-- Start LISTING --
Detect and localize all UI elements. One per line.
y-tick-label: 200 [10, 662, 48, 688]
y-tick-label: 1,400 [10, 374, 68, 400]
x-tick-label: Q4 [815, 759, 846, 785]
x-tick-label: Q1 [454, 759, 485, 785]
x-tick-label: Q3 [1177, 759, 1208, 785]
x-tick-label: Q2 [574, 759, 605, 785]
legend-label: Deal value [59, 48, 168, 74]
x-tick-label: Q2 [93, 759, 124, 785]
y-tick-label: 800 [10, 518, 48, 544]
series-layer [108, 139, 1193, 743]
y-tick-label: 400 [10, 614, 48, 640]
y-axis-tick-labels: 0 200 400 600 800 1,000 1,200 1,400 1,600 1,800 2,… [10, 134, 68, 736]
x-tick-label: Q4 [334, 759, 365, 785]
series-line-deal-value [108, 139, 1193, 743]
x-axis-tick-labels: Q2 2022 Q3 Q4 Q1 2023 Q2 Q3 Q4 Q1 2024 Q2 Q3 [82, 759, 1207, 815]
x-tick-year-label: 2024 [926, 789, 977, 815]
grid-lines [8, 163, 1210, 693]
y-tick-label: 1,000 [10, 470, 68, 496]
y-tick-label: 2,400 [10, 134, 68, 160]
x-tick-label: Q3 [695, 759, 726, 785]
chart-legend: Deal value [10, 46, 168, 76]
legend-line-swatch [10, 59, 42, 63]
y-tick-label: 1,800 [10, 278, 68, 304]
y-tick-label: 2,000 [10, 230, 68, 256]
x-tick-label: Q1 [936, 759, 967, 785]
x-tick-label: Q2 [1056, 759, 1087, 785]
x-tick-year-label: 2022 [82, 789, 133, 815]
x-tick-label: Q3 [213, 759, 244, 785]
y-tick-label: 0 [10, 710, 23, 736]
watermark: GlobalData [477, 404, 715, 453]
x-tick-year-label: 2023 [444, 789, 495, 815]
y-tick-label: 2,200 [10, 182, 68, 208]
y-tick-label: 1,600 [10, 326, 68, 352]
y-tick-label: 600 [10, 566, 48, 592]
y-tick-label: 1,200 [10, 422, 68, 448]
-- End LISTING --
WHAT IS NEEDED »
Reproduce the material above verbatim, starting with its first line and ending with the line that contains "x-tick-label: Q2 [93, 759, 124, 785]", both included.

FINAL RESULT »
Detect and localize all UI elements. One per line.
y-tick-label: 200 [10, 662, 48, 688]
y-tick-label: 1,400 [10, 374, 68, 400]
x-tick-label: Q4 [815, 759, 846, 785]
x-tick-label: Q1 [454, 759, 485, 785]
x-tick-label: Q3 [1177, 759, 1208, 785]
x-tick-label: Q2 [574, 759, 605, 785]
legend-label: Deal value [59, 48, 168, 74]
x-tick-label: Q2 [93, 759, 124, 785]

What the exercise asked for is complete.